• WHAT IS NEEDED:
Omit the images. Copy each entry word for word.

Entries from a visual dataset
▬▬▬

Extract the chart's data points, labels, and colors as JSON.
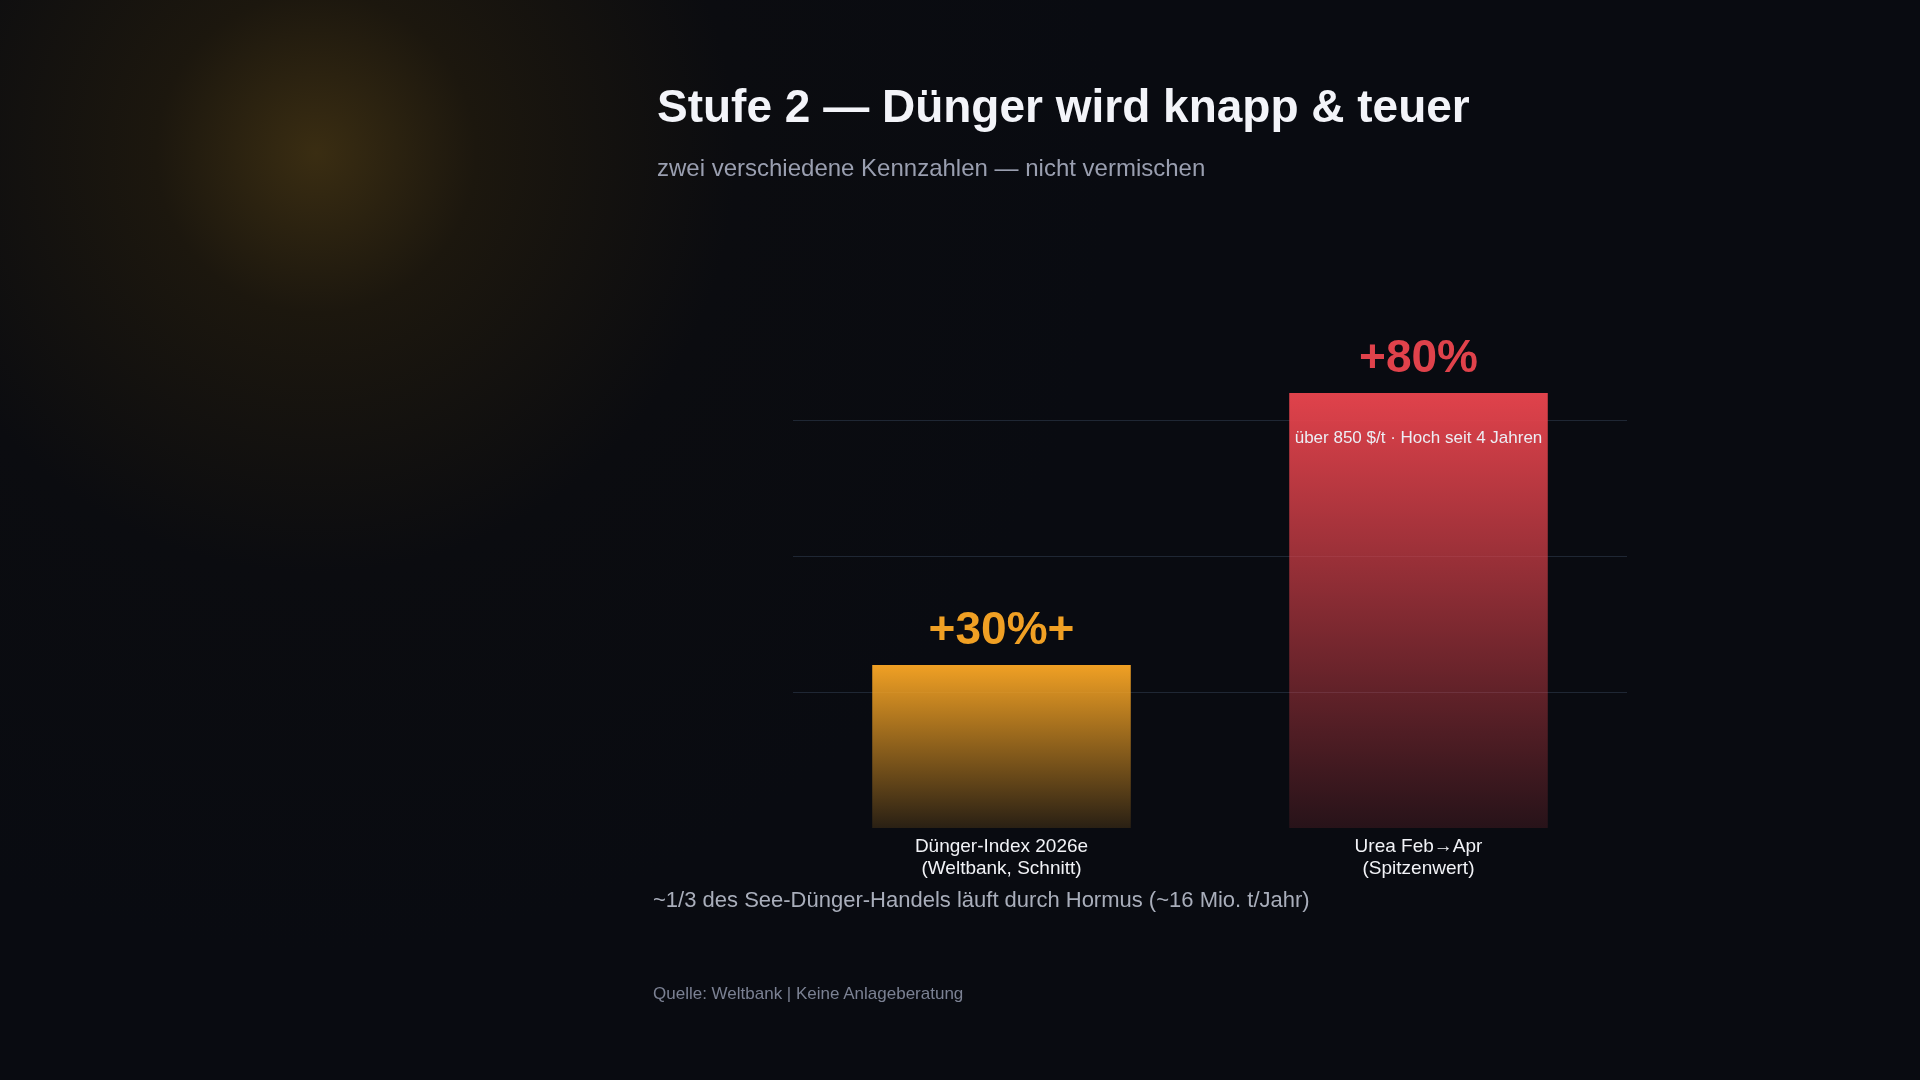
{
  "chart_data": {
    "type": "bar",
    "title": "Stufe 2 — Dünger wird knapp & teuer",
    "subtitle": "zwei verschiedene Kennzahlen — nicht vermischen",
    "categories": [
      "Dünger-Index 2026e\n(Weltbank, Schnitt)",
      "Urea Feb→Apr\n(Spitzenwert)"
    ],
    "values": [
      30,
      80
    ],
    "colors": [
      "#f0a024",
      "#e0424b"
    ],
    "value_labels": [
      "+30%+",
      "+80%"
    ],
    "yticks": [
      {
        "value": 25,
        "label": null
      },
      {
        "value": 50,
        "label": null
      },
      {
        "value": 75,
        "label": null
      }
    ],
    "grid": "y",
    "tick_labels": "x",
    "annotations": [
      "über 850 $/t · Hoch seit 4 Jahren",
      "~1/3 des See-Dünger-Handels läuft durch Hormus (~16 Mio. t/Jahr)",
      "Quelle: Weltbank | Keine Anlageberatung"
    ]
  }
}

▬▬▬

• SOLUTION FOR THIS PROBLEM:
Extract the chart's data points, labels, and colors as JSON.
{
  "chart_data": {
    "type": "bar",
    "title": "Stufe 2 — Dünger wird knapp & teuer",
    "subtitle": "zwei verschiedene Kennzahlen — nicht vermischen",
    "categories": [
      "Dünger-Index 2026e\n(Weltbank, Schnitt)",
      "Urea Feb→Apr\n(Spitzenwert)"
    ],
    "values": [
      30,
      80
    ],
    "colors": [
      "#f0a024",
      "#e0424b"
    ],
    "value_labels": [
      "+30%+",
      "+80%"
    ],
    "yticks": [
      {
        "value": 25,
        "label": null
      },
      {
        "value": 50,
        "label": null
      },
      {
        "value": 75,
        "label": null
      }
    ],
    "grid": "y",
    "tick_labels": "x",
    "annotations": [
      "über 850 $/t · Hoch seit 4 Jahren",
      "~1/3 des See-Dünger-Handels läuft durch Hormus (~16 Mio. t/Jahr)",
      "Quelle: Weltbank | Keine Anlageberatung"
    ]
  }
}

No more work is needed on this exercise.